Supplied text:
Outboard motors are a popular target for thieves. Especially small outboard motors up to about 25 or 30 horsepower. That’s because they are readily available and usually light enough to be carried by one or two people.
Add to that the high cost of a new outboard motor and a ready market for used outboards, and you have a recipe for theft. It’s actually quite easy for one or two guys to remove your boat engine and carry it to a waiting vehicle or another boat.
How To Protect Your Outboard Motor From Theft
I’d begin by saying that if the bad guys want your outboard motor bad enough, they will likely get it. That’s the cold truth. Short of chaining it to your leg and sleeping with a shotgun, there is a limit to what you can do.
However, you can do something that will discourage thieves and that is make it hard for them. That is really the most you can hope for, to make stealing your outboard motor to difficult for them to be bothered trying to take it. Or give them the perception that they may get caught stealing, or attempting to steal your boat or motor. Thieves are generally quite cowardly and don’t like to take too many chances where they may be caught.

Required work:
1) According to the outboard motor theft text, why are small outboard motors a popular target for thieves?
2) Sum up the outboard motor theft text in two sentences.
3) Continue the outboard motor theft text from its last sentence.

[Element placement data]

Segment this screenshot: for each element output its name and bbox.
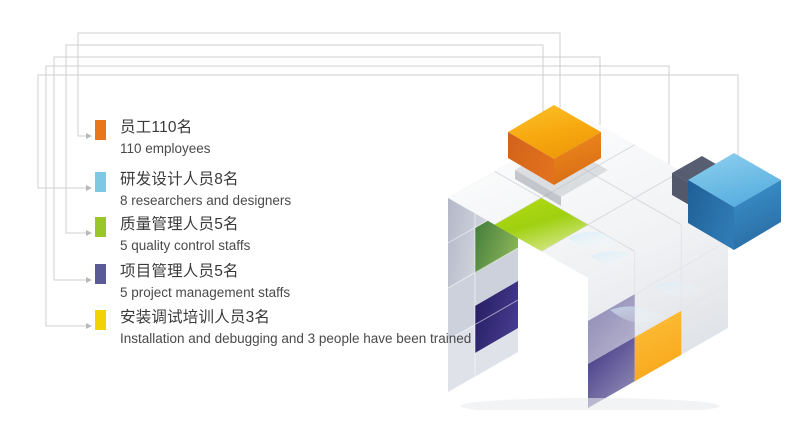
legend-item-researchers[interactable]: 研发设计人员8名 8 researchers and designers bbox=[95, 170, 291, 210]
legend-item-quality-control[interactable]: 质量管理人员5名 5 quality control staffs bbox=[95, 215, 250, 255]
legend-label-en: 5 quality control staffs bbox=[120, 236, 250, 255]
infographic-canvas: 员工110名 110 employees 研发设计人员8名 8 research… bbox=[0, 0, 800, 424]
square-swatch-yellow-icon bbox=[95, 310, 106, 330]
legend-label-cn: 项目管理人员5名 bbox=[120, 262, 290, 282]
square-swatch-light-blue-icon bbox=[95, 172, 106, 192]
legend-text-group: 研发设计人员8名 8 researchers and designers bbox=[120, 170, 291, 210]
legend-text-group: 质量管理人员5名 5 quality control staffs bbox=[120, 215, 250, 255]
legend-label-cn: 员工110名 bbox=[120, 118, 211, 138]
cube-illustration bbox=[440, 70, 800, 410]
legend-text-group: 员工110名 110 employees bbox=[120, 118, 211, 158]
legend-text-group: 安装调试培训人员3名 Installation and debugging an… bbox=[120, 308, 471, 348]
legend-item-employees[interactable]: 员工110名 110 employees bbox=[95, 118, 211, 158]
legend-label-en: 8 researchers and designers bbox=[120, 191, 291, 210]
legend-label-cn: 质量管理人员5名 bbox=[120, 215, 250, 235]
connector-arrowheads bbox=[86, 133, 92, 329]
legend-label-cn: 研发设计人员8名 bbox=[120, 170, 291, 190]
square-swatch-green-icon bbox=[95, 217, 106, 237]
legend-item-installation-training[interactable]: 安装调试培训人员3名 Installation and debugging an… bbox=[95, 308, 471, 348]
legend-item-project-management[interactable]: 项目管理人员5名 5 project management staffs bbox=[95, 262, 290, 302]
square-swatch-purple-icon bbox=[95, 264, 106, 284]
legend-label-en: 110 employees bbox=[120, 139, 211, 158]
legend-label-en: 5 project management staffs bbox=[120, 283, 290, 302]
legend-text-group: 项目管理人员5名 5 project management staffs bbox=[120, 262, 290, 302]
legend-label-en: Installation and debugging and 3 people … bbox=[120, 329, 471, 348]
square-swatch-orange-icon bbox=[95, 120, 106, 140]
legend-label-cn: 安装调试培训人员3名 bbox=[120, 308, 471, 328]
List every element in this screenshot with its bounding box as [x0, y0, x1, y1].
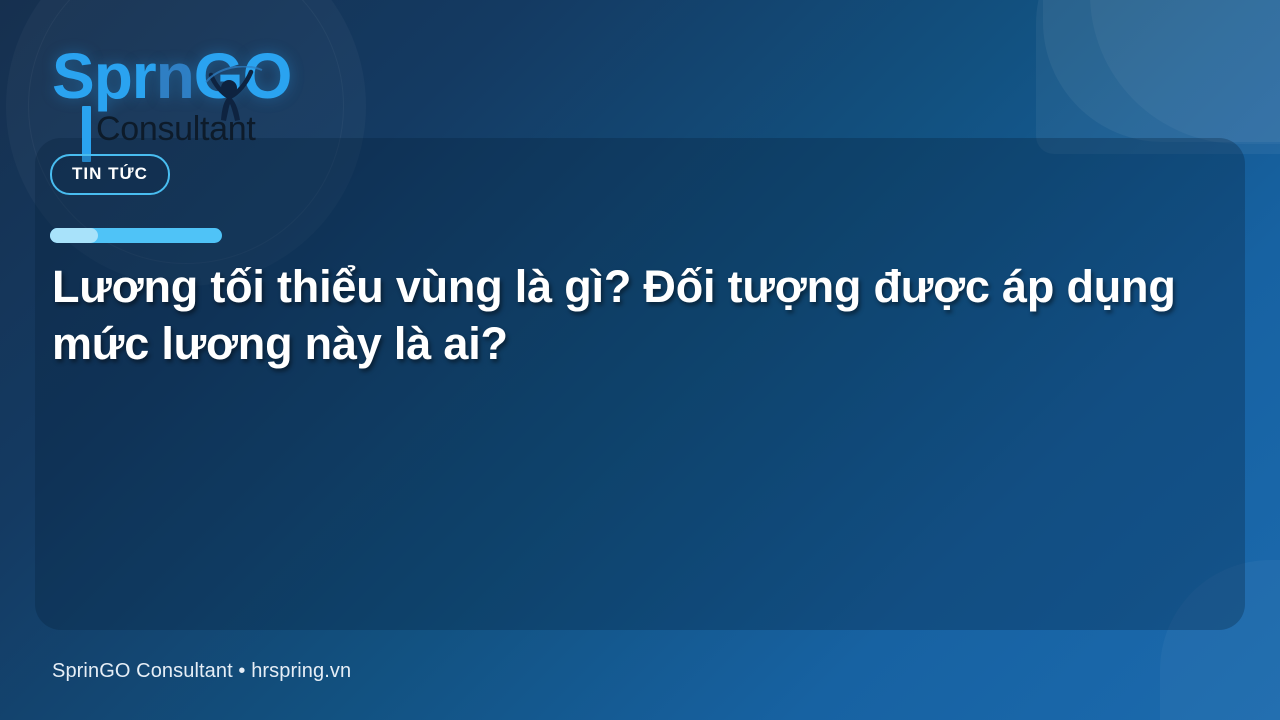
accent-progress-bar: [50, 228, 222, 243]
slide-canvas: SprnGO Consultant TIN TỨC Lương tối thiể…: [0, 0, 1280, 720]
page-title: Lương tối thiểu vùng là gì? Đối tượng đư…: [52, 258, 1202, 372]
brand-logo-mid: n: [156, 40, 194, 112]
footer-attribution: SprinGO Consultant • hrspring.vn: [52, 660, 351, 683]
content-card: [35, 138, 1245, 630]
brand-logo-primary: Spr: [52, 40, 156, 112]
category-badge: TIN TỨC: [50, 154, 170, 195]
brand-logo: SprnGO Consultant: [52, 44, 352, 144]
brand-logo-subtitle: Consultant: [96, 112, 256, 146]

Final answers:
1) They are readily available and usually light enough for one or two people to carry.

2) Small outboard motors are a common target for thieves because they are easy to find, light enough for one or two people to carry, costly to replace, and easy to sell used. A determined thief will likely get one anyway, but owners can discourage theft by making it hard to do and by making thieves think they may get caught.

3)
Thieves Are Lazy
Remember, for all intents and purposes thieves are kind of lazy. That’s why they are thieves, they would rather steal what you have then work to buy their own. With that in mind, if you make the job of taking your outboard motor difficult they just might leave it alone and go look for easier pickings.
Keep in mind, there are thieves who have been known to use a chainsaw to cut the entire stern out of a boat in order to steal the outboard. There are some thieves that are difficult to stop no matter what you use for a lock.
Outboard Motor Lock
As I mentioned, I don’t think that there is any type of outboard motor lock that will completely end outboard motor thefts. However there are some good locking mechanisms that will stop all but the most hardened thieves.
The first is to lock the outboard to the boat with one of these Unified Marine Outboard Motor Locks These locks have a hardened steel tube that slides over the outboard mounting clamps.
The steel tube is locked in place with a padlock that fits inside the tube making it difficult to cut. Not infallible but certainly look like they would be difficult to remove without damaging the motor. I have one of these on all my outboards.
Chain The Boat To A Tree
For further security I lock my outboards to the boat with a short piece of case hardened chain and a good padlock. That serves double duty by attaching the outboard to the boat in the unhappy event that it pops off the stern while the boat is running (Happens more than you might think) and gives thieves another obstacle to overcome.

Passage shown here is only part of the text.